__WHAT NEEDS TO BE DONE__: How many lines in the records below hold the string "Multiple"? Answer with the number alone.

__RECORDS FOR THIS TASK__:
▬▬▬▬▬▬
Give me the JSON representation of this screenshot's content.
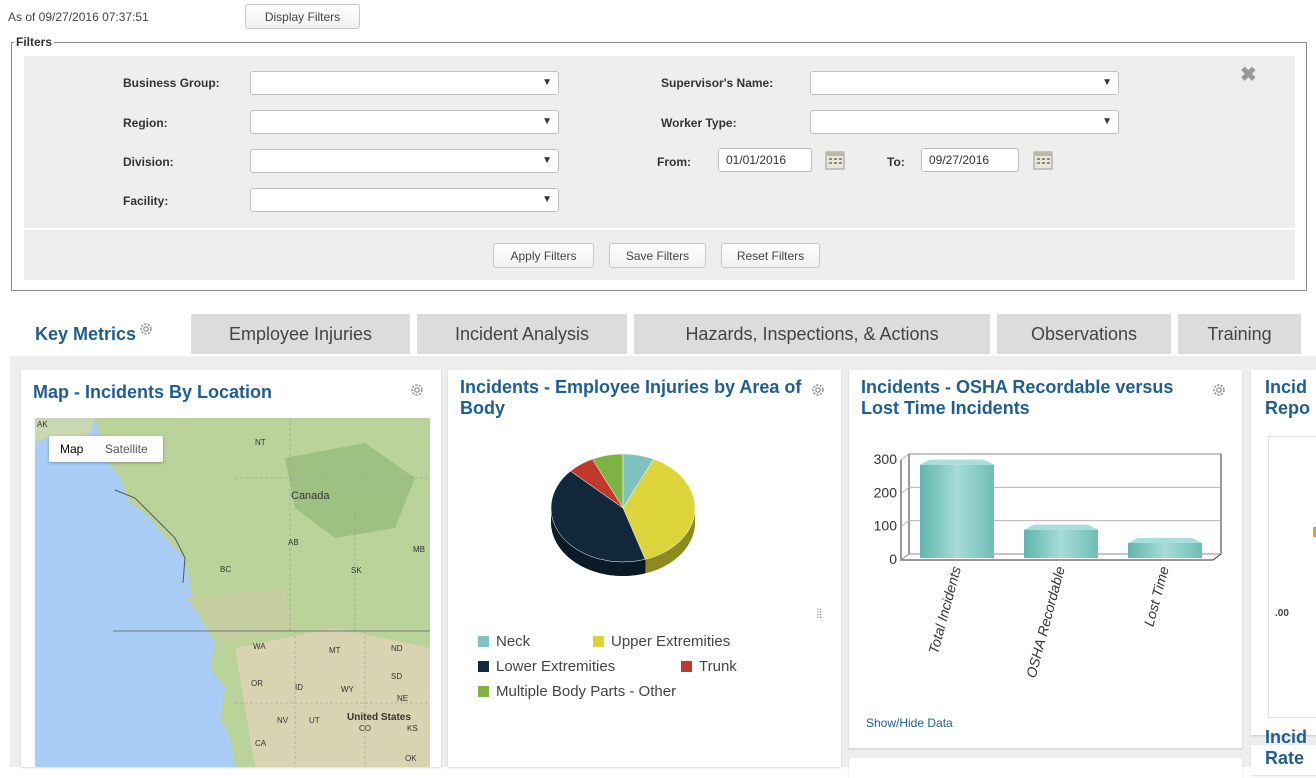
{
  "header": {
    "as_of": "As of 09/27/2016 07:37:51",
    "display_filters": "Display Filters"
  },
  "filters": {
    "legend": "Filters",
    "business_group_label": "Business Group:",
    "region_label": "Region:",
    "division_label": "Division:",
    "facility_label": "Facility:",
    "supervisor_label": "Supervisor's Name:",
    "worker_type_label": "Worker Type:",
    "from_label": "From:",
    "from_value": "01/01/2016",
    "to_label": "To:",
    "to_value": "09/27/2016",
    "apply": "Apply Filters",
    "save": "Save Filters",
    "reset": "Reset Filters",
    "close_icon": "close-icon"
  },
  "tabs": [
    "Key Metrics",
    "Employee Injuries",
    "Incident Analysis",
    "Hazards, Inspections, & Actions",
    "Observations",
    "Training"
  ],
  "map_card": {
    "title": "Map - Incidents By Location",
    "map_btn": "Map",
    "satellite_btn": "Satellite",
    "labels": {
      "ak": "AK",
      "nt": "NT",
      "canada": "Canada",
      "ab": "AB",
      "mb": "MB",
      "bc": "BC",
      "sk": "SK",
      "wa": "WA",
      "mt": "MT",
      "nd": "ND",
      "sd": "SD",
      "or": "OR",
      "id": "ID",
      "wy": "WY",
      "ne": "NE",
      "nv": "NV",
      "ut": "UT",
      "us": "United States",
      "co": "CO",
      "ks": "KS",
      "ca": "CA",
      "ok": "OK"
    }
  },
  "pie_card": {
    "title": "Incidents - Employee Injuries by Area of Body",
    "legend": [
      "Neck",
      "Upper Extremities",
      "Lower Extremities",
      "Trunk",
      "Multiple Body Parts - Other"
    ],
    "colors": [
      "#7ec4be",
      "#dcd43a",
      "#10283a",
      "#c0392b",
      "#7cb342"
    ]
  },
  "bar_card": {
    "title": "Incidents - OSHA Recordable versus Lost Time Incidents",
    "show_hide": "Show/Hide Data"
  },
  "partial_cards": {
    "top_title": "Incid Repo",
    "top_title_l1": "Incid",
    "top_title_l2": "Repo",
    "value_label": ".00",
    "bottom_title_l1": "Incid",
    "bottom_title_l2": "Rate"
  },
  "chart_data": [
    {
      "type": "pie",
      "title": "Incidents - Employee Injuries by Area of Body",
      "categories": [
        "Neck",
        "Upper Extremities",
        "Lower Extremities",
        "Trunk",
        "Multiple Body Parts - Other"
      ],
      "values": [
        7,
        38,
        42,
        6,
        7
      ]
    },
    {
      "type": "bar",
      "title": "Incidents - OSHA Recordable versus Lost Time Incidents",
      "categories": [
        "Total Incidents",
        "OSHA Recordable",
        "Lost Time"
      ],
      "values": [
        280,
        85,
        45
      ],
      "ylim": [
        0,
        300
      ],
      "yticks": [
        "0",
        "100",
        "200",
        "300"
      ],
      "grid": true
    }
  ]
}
▬▬▬▬▬▬
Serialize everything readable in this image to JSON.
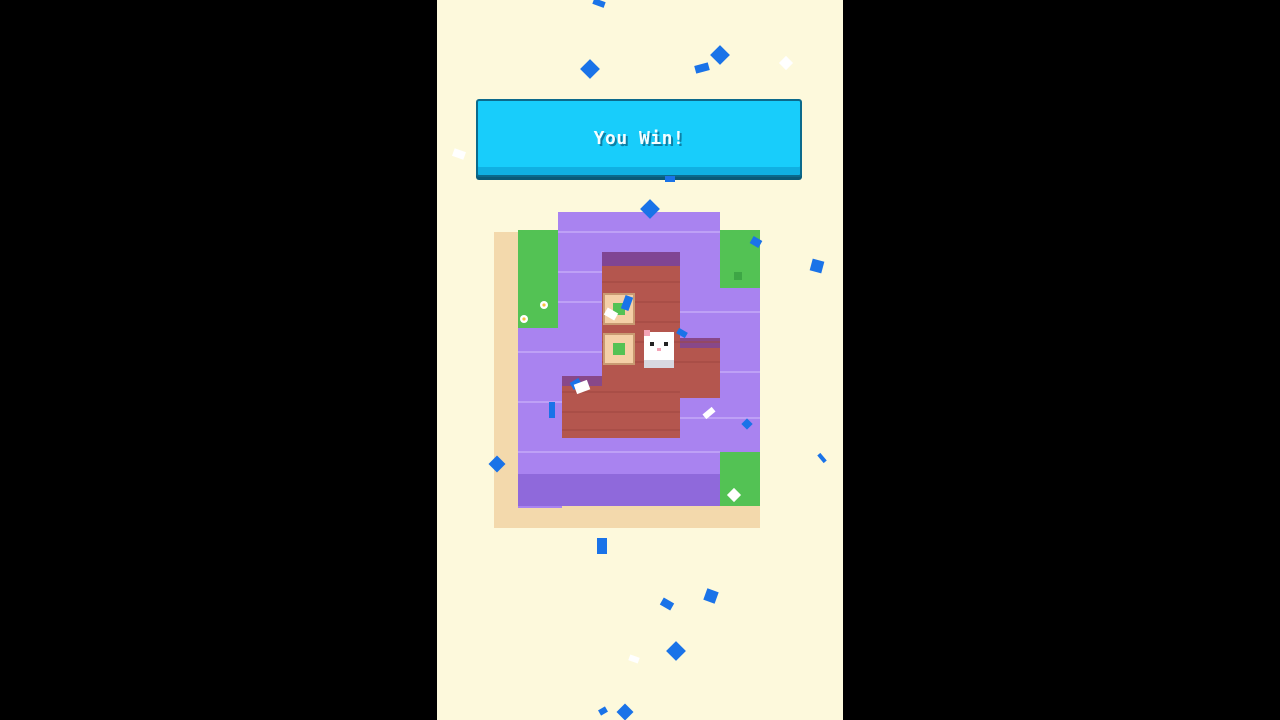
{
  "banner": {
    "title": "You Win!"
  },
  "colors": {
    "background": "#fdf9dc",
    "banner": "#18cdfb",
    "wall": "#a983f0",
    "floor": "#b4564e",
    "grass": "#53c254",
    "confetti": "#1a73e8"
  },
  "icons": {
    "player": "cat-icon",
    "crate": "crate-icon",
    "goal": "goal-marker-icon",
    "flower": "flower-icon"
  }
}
▬▬▬▬▬▬
__FINISHED ANSWER__: 2